• TO DO: Reproduce the complete listing without any deviation.
* * * * *
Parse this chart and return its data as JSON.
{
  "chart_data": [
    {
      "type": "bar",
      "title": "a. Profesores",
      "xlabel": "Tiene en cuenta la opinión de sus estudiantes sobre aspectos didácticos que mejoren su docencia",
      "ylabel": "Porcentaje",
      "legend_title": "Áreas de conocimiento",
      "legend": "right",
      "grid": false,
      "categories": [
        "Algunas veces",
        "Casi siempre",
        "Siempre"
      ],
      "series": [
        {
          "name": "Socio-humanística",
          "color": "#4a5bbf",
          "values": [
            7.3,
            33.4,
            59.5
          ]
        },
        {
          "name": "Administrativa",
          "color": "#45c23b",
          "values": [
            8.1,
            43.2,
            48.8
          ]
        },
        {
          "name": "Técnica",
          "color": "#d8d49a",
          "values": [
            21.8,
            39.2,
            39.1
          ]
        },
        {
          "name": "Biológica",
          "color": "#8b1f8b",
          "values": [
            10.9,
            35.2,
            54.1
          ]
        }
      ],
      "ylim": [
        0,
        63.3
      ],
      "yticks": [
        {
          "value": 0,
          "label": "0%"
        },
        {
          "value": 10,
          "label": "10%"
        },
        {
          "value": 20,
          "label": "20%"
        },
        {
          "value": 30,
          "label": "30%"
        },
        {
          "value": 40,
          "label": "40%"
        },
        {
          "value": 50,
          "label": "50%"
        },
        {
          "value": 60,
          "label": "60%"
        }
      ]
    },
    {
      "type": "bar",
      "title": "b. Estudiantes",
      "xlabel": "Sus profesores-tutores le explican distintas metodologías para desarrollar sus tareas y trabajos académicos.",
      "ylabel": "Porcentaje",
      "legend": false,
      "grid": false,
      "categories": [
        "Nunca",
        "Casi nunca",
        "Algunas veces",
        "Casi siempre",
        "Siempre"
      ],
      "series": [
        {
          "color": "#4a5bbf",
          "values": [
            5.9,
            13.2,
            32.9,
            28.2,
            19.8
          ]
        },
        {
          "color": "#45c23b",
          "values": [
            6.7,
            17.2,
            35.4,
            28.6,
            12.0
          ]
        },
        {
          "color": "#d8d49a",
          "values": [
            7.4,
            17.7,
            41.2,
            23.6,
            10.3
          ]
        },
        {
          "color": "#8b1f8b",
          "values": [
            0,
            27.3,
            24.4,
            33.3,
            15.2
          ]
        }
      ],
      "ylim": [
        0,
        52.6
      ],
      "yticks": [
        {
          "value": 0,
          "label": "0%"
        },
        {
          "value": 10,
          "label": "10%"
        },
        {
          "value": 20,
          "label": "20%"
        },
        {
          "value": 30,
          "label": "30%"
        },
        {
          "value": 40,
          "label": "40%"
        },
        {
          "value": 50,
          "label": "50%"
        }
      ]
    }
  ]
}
* * * * *
• ANSWER FOR THE TASK:
Parse this chart and return its data as JSON.
{
  "chart_data": [
    {
      "type": "bar",
      "title": "a. Profesores",
      "xlabel": "Tiene en cuenta la opinión de sus estudiantes sobre aspectos didácticos que mejoren su docencia",
      "ylabel": "Porcentaje",
      "legend_title": "Áreas de conocimiento",
      "legend": "right",
      "grid": false,
      "categories": [
        "Algunas veces",
        "Casi siempre",
        "Siempre"
      ],
      "series": [
        {
          "name": "Socio-humanística",
          "color": "#4a5bbf",
          "values": [
            7.3,
            33.4,
            59.5
          ]
        },
        {
          "name": "Administrativa",
          "color": "#45c23b",
          "values": [
            8.1,
            43.2,
            48.8
          ]
        },
        {
          "name": "Técnica",
          "color": "#d8d49a",
          "values": [
            21.8,
            39.2,
            39.1
          ]
        },
        {
          "name": "Biológica",
          "color": "#8b1f8b",
          "values": [
            10.9,
            35.2,
            54.1
          ]
        }
      ],
      "ylim": [
        0,
        63.3
      ],
      "yticks": [
        {
          "value": 0,
          "label": "0%"
        },
        {
          "value": 10,
          "label": "10%"
        },
        {
          "value": 20,
          "label": "20%"
        },
        {
          "value": 30,
          "label": "30%"
        },
        {
          "value": 40,
          "label": "40%"
        },
        {
          "value": 50,
          "label": "50%"
        },
        {
          "value": 60,
          "label": "60%"
        }
      ]
    },
    {
      "type": "bar",
      "title": "b. Estudiantes",
      "xlabel": "Sus profesores-tutores le explican distintas metodologías para desarrollar sus tareas y trabajos académicos.",
      "ylabel": "Porcentaje",
      "legend": false,
      "grid": false,
      "categories": [
        "Nunca",
        "Casi nunca",
        "Algunas veces",
        "Casi siempre",
        "Siempre"
      ],
      "series": [
        {
          "color": "#4a5bbf",
          "values": [
            5.9,
            13.2,
            32.9,
            28.2,
            19.8
          ]
        },
        {
          "color": "#45c23b",
          "values": [
            6.7,
            17.2,
            35.4,
            28.6,
            12.0
          ]
        },
        {
          "color": "#d8d49a",
          "values": [
            7.4,
            17.7,
            41.2,
            23.6,
            10.3
          ]
        },
        {
          "color": "#8b1f8b",
          "values": [
            0,
            27.3,
            24.4,
            33.3,
            15.2
          ]
        }
      ],
      "ylim": [
        0,
        52.6
      ],
      "yticks": [
        {
          "value": 0,
          "label": "0%"
        },
        {
          "value": 10,
          "label": "10%"
        },
        {
          "value": 20,
          "label": "20%"
        },
        {
          "value": 30,
          "label": "30%"
        },
        {
          "value": 40,
          "label": "40%"
        },
        {
          "value": 50,
          "label": "50%"
        }
      ]
    }
  ]
}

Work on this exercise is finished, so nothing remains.